╭─ Page text

# Help!



## Guest (Jun 25, 2003)

I have a laptop. But I can't boot into Windows. So, I wanted to back everything up on another computer on my network. The only probablem is I can't figure out how to bootup and get network support. I want ot be able to bootup in DOS and be able to connect to my XP Pro desktop computers C drive (already shared). How can I do this using floppys? Just in case this helps. I have a LinkSys EtherFast 10/100 Intergrated PC Card. Its model number is: PCM100.

Thanks in advance,

HexStar


----------



## Jedi_Master (Mar 13, 2002)

Howdy there HexStar...

If the laptop is fat32 try going here , and see if will find the card and create the disk...


----------



## Guest (Jun 26, 2003)

Thanks, but I already tried that app. Didn't work...

Thanks anyways,

HexStar


----------



## Jedi_Master (Mar 13, 2002)

HMMM...

Do you have Symantec Ghost installed, and which version ?

Because you can create a network boot disk with it to map drives...


----------



## Guest (Jun 26, 2003)

Well, let's say I did, and I had the newst version, how would I do this (make the floppy)? And would the floppy work on a computer that didn't have Norton Ghost and would just boot to DOS?

HexStar


----------



## Guest (Jun 26, 2003)

OK, I just checked and I have Norton Ghost 7, now what?

HexStar


----------



## Jedi_Master (Mar 13, 2002)

Ok... it looks like you have the Enterprise version of Ghost 2002...

You should be abled to do it with 7.0, in the Symantech\ghost folder, there should be an executible called Bootdisk.exe, double click on it, and choose Network Boot disk, or Network Boot disk with drive mapping ( not sure if it is supported in 7.0 but is in 7.5 ), now you will probably have to go here and download the drivers ( if you don't allready have them ), and what you really need is the NDIS2 drivers, if you don't see the Linksys drivers in the choices, click on ADD...


----------



## Guest (Jun 27, 2003)

OK, thanks. I'll try this out.

HexStar


----------



## Guest (Jun 27, 2003)

Looks good. I am booting with USB support instead cuz it's easier to backup to a USB drive then mess with network config. Thanks alot! Now I may be able to do this backup.

HexStar


----------



## Guest (Jun 27, 2003)

OK, so the floppy boots but it only allows ghosting to a usb drive... Is there an app I can use out there that'll allow me to boot with USB support?

HexStar


----------

╰─
╭─ Dataset records

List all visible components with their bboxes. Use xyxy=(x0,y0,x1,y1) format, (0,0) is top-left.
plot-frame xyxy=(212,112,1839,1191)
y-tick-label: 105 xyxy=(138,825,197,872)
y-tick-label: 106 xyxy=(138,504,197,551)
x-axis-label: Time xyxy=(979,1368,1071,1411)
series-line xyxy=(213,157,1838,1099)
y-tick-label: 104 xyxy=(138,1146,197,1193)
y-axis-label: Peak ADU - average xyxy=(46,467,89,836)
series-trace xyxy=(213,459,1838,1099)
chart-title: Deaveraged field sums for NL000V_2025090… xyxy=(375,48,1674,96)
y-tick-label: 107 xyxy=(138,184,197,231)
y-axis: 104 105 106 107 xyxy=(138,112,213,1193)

╰─

■ Set tasks
A: Could you copy the part of the forum thread from "## Guest (Jun 25, 2003)" to "number is: PCM100." word for word?
B: Can you lay out every one of the rows that follow the forum thread as a two-column CSV with the headers ask and response, one line per row? Put each field in quotes and turn its line breaks into spaces.

■ Expected outputs
A:
## Guest (Jun 25, 2003)

I have a laptop. But I can't boot into Windows. So, I wanted to back everything up on another computer on my network. The only probablem is I can't figure out how to bootup and get network support. I want ot be able to bootup in DOS and be able to connect to my XP Pro desktop computers C drive (already shared). How can I do this using floppys? Just in case this helps. I have a LinkSys EtherFast 10/100 Intergrated PC Card. Its model number is: PCM100.

B:
ask,response
"List all visible components with their bboxes. Use xyxy=(x0,y0,x1,y1) format, (0,0) is top-left.","plot-frame xyxy=(212,112,1839,1191) y-tick-label: 105 xyxy=(138,825,197,872) y-tick-label: 106 xyxy=(138,504,197,551) x-axis-label: Time xyxy=(979,1368,1071,1411) series-line xyxy=(213,157,1838,1099) y-tick-label: 104 xyxy=(138,1146,197,1193) y-axis-label: Peak ADU - average xyxy=(46,467,89,836) series-trace xyxy=(213,459,1838,1099) chart-title: Deaveraged field sums for NL000V_2025090… xyxy=(375,48,1674,96) y-tick-label: 107 xyxy=(138,184,197,231) y-axis: 104 105 106 107 xyxy=(138,112,213,1193)"